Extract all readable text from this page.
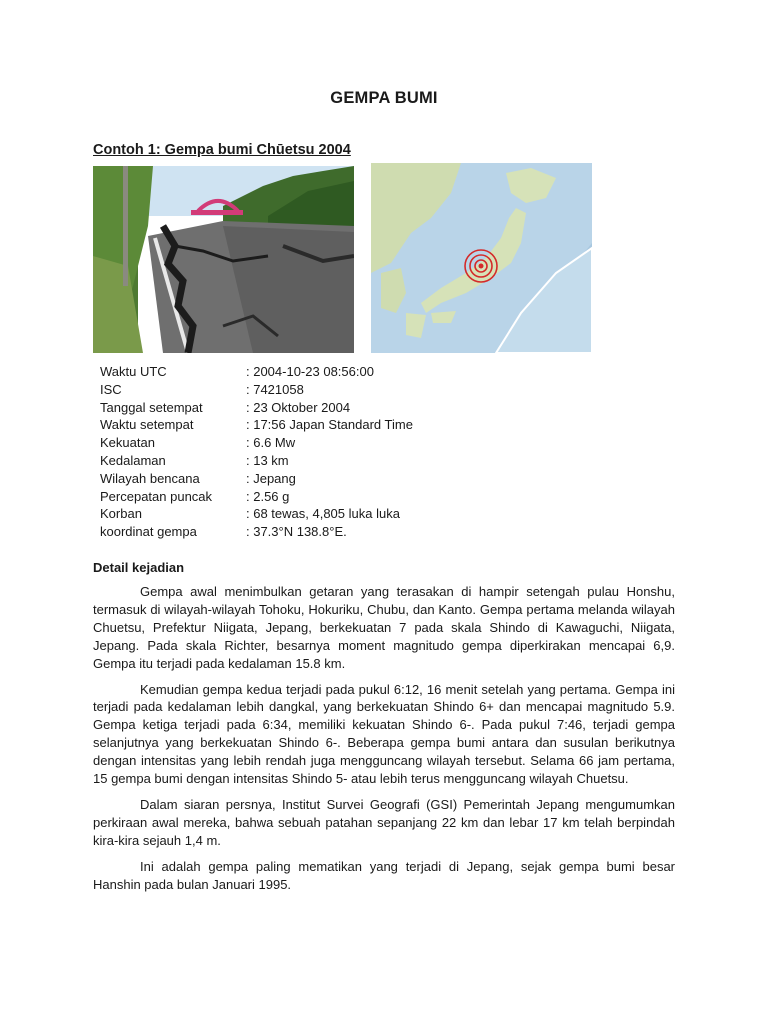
GEMPA BUMI
Contoh 1: Gempa bumi Chūetsu 2004
Waktu UTC	: 2004-10-23 08:56:00
ISC	: 7421058
Tanggal setempat	: 23 Oktober 2004
Waktu setempat	: 17:56 Japan Standard Time
Kekuatan	: 6.6 Mw
Kedalaman	: 13 km
Wilayah bencana	: Jepang
Percepatan puncak	: 2.56 g
Korban	: 68 tewas, 4,805 luka luka
koordinat gempa	: 37.3°N 138.8°E.
Detail kejadian

Gempa awal menimbulkan getaran yang terasakan di hampir setengah pulau Honshu, termasuk di wilayah-wilayah Tohoku, Hokuriku, Chubu, dan Kanto. Gempa pertama melanda wilayah Chuetsu, Prefektur Niigata, Jepang, berkekuatan 7 pada skala Shindo di Kawaguchi, Niigata, Jepang. Pada skala Richter, besarnya moment magnitudo gempa diperkirakan mencapai 6,9. Gempa itu terjadi pada kedalaman 15.8 km.

Kemudian gempa kedua terjadi pada pukul 6:12, 16 menit setelah yang pertama. Gempa ini terjadi pada kedalaman lebih dangkal, yang berkekuatan Shindo 6+ dan mencapai magnitudo 5.9. Gempa ketiga terjadi pada 6:34, memiliki kekuatan Shindo 6-. Pada pukul 7:46, terjadi gempa selanjutnya yang berkekuatan Shindo 6-. Beberapa gempa bumi antara dan susulan berikutnya dengan intensitas yang lebih rendah juga mengguncang wilayah tersebut. Selama 66 jam pertama, 15 gempa bumi dengan intensitas Shindo 5- atau lebih terus mengguncang wilayah Chuetsu.

Dalam siaran persnya, Institut Survei Geografi (GSI) Pemerintah Jepang mengumumkan perkiraan awal mereka, bahwa sebuah patahan sepanjang 22 km dan lebar 17 km telah berpindah kira-kira sejauh 1,4 m.

Ini adalah gempa paling mematikan yang terjadi di Jepang, sejak gempa bumi besar Hanshin pada bulan Januari 1995.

_ _ _ _ _ _ _

What to produce:
Go through the material and copy out every line with "mencapai" in it.

Written solution:
Gempa awal menimbulkan getaran yang terasakan di hampir setengah pulau Honshu, termasuk di wilayah-wilayah Tohoku, Hokuriku, Chubu, dan Kanto. Gempa pertama melanda wilayah Chuetsu, Prefektur Niigata, Jepang, berkekuatan 7 pada skala Shindo di Kawaguchi, Niigata, Jepang. Pada skala Richter, besarnya moment magnitudo gempa diperkirakan mencapai 6,9. Gempa itu terjadi pada kedalaman 15.8 km.
Kemudian gempa kedua terjadi pada pukul 6:12, 16 menit setelah yang pertama. Gempa ini terjadi pada kedalaman lebih dangkal, yang berkekuatan Shindo 6+ dan mencapai magnitudo 5.9. Gempa ketiga terjadi pada 6:34, memiliki kekuatan Shindo 6-. Pada pukul 7:46, terjadi gempa selanjutnya yang berkekuatan Shindo 6-. Beberapa gempa bumi antara dan susulan berikutnya dengan intensitas yang lebih rendah juga mengguncang wilayah tersebut. Selama 66 jam pertama, 15 gempa bumi dengan intensitas Shindo 5- atau lebih terus mengguncang wilayah Chuetsu.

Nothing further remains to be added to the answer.